#### EXERCISE INSTRUCTIONS:
Copy all records verbatim.

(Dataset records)
○ ○ ○

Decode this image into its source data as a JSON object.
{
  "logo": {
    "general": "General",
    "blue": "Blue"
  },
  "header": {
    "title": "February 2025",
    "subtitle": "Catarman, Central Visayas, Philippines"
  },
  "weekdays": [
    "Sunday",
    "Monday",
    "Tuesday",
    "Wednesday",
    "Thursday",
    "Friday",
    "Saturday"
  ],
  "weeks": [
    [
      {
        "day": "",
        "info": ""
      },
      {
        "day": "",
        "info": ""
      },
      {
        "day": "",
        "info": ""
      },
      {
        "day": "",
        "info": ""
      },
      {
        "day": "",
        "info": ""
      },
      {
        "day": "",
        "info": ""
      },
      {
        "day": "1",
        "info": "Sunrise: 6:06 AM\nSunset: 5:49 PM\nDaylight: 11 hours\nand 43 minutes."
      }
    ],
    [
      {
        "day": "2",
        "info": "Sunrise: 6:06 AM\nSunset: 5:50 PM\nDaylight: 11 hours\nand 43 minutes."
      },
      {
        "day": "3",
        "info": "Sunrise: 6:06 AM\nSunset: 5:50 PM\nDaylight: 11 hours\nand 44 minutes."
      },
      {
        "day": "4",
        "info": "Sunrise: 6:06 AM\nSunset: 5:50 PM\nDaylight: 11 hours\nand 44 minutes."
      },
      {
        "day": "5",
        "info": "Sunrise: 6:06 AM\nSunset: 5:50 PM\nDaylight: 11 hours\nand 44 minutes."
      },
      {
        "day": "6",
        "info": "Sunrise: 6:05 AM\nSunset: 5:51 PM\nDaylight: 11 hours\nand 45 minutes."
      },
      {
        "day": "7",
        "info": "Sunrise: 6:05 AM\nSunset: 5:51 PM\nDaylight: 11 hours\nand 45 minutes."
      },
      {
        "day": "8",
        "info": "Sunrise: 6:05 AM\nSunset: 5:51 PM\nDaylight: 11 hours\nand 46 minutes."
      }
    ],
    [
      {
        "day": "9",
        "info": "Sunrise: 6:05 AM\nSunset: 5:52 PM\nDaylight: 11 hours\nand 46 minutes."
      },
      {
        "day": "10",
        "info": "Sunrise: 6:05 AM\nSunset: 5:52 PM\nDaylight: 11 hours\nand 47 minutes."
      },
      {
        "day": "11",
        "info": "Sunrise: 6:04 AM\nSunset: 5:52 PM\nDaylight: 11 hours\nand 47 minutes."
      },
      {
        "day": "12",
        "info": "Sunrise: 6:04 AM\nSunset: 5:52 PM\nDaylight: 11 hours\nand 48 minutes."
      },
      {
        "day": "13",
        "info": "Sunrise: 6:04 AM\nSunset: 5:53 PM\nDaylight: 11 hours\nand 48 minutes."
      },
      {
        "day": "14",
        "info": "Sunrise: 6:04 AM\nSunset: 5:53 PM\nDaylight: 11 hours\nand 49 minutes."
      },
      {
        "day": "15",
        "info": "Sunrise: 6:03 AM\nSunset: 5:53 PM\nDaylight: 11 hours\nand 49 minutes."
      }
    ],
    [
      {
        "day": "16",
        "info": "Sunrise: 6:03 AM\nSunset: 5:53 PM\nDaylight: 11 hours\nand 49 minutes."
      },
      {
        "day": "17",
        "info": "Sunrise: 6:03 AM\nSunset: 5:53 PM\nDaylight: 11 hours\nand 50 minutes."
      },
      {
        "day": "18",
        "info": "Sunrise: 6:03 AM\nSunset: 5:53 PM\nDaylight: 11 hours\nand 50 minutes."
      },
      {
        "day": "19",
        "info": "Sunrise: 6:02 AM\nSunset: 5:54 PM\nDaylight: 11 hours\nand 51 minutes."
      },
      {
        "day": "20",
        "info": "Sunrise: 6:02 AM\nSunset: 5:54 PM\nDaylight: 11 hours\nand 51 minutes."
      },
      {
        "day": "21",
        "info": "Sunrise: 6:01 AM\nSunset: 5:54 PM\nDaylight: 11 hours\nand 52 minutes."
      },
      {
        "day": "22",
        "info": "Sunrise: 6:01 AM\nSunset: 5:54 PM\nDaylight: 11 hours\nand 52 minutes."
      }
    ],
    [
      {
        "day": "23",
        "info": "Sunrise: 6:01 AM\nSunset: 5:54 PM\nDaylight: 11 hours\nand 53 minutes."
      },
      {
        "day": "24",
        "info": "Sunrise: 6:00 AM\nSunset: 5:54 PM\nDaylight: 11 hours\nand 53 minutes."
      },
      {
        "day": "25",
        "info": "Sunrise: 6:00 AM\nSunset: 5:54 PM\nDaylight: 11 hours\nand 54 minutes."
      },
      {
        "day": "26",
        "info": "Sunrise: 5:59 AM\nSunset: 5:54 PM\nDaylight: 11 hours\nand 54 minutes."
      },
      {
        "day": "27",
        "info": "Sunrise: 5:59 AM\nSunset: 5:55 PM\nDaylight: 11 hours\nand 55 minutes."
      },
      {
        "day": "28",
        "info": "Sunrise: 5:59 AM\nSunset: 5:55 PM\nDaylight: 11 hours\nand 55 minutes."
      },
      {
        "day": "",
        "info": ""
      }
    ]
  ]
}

○ ○ ○

#### WRITTEN ANSWER:
Decode this image into its source data as a JSON object.
{
  "logo": {
    "general": "General",
    "blue": "Blue"
  },
  "header": {
    "title": "February 2025",
    "subtitle": "Catarman, Central Visayas, Philippines"
  },
  "weekdays": [
    "Sunday",
    "Monday",
    "Tuesday",
    "Wednesday",
    "Thursday",
    "Friday",
    "Saturday"
  ],
  "weeks": [
    [
      {
        "day": "",
        "info": ""
      },
      {
        "day": "",
        "info": ""
      },
      {
        "day": "",
        "info": ""
      },
      {
        "day": "",
        "info": ""
      },
      {
        "day": "",
        "info": ""
      },
      {
        "day": "",
        "info": ""
      },
      {
        "day": "1",
        "info": "Sunrise: 6:06 AM\nSunset: 5:49 PM\nDaylight: 11 hours\nand 43 minutes."
      }
    ],
    [
      {
        "day": "2",
        "info": "Sunrise: 6:06 AM\nSunset: 5:50 PM\nDaylight: 11 hours\nand 43 minutes."
      },
      {
        "day": "3",
        "info": "Sunrise: 6:06 AM\nSunset: 5:50 PM\nDaylight: 11 hours\nand 44 minutes."
      },
      {
        "day": "4",
        "info": "Sunrise: 6:06 AM\nSunset: 5:50 PM\nDaylight: 11 hours\nand 44 minutes."
      },
      {
        "day": "5",
        "info": "Sunrise: 6:06 AM\nSunset: 5:50 PM\nDaylight: 11 hours\nand 44 minutes."
      },
      {
        "day": "6",
        "info": "Sunrise: 6:05 AM\nSunset: 5:51 PM\nDaylight: 11 hours\nand 45 minutes."
      },
      {
        "day": "7",
        "info": "Sunrise: 6:05 AM\nSunset: 5:51 PM\nDaylight: 11 hours\nand 45 minutes."
      },
      {
        "day": "8",
        "info": "Sunrise: 6:05 AM\nSunset: 5:51 PM\nDaylight: 11 hours\nand 46 minutes."
      }
    ],
    [
      {
        "day": "9",
        "info": "Sunrise: 6:05 AM\nSunset: 5:52 PM\nDaylight: 11 hours\nand 46 minutes."
      },
      {
        "day": "10",
        "info": "Sunrise: 6:05 AM\nSunset: 5:52 PM\nDaylight: 11 hours\nand 47 minutes."
      },
      {
        "day": "11",
        "info": "Sunrise: 6:04 AM\nSunset: 5:52 PM\nDaylight: 11 hours\nand 47 minutes."
      },
      {
        "day": "12",
        "info": "Sunrise: 6:04 AM\nSunset: 5:52 PM\nDaylight: 11 hours\nand 48 minutes."
      },
      {
        "day": "13",
        "info": "Sunrise: 6:04 AM\nSunset: 5:53 PM\nDaylight: 11 hours\nand 48 minutes."
      },
      {
        "day": "14",
        "info": "Sunrise: 6:04 AM\nSunset: 5:53 PM\nDaylight: 11 hours\nand 49 minutes."
      },
      {
        "day": "15",
        "info": "Sunrise: 6:03 AM\nSunset: 5:53 PM\nDaylight: 11 hours\nand 49 minutes."
      }
    ],
    [
      {
        "day": "16",
        "info": "Sunrise: 6:03 AM\nSunset: 5:53 PM\nDaylight: 11 hours\nand 49 minutes."
      },
      {
        "day": "17",
        "info": "Sunrise: 6:03 AM\nSunset: 5:53 PM\nDaylight: 11 hours\nand 50 minutes."
      },
      {
        "day": "18",
        "info": "Sunrise: 6:03 AM\nSunset: 5:53 PM\nDaylight: 11 hours\nand 50 minutes."
      },
      {
        "day": "19",
        "info": "Sunrise: 6:02 AM\nSunset: 5:54 PM\nDaylight: 11 hours\nand 51 minutes."
      },
      {
        "day": "20",
        "info": "Sunrise: 6:02 AM\nSunset: 5:54 PM\nDaylight: 11 hours\nand 51 minutes."
      },
      {
        "day": "21",
        "info": "Sunrise: 6:01 AM\nSunset: 5:54 PM\nDaylight: 11 hours\nand 52 minutes."
      },
      {
        "day": "22",
        "info": "Sunrise: 6:01 AM\nSunset: 5:54 PM\nDaylight: 11 hours\nand 52 minutes."
      }
    ],
    [
      {
        "day": "23",
        "info": "Sunrise: 6:01 AM\nSunset: 5:54 PM\nDaylight: 11 hours\nand 53 minutes."
      },
      {
        "day": "24",
        "info": "Sunrise: 6:00 AM\nSunset: 5:54 PM\nDaylight: 11 hours\nand 53 minutes."
      },
      {
        "day": "25",
        "info": "Sunrise: 6:00 AM\nSunset: 5:54 PM\nDaylight: 11 hours\nand 54 minutes."
      },
      {
        "day": "26",
        "info": "Sunrise: 5:59 AM\nSunset: 5:54 PM\nDaylight: 11 hours\nand 54 minutes."
      },
      {
        "day": "27",
        "info": "Sunrise: 5:59 AM\nSunset: 5:55 PM\nDaylight: 11 hours\nand 55 minutes."
      },
      {
        "day": "28",
        "info": "Sunrise: 5:59 AM\nSunset: 5:55 PM\nDaylight: 11 hours\nand 55 minutes."
      },
      {
        "day": "",
        "info": ""
      }
    ]
  ]
}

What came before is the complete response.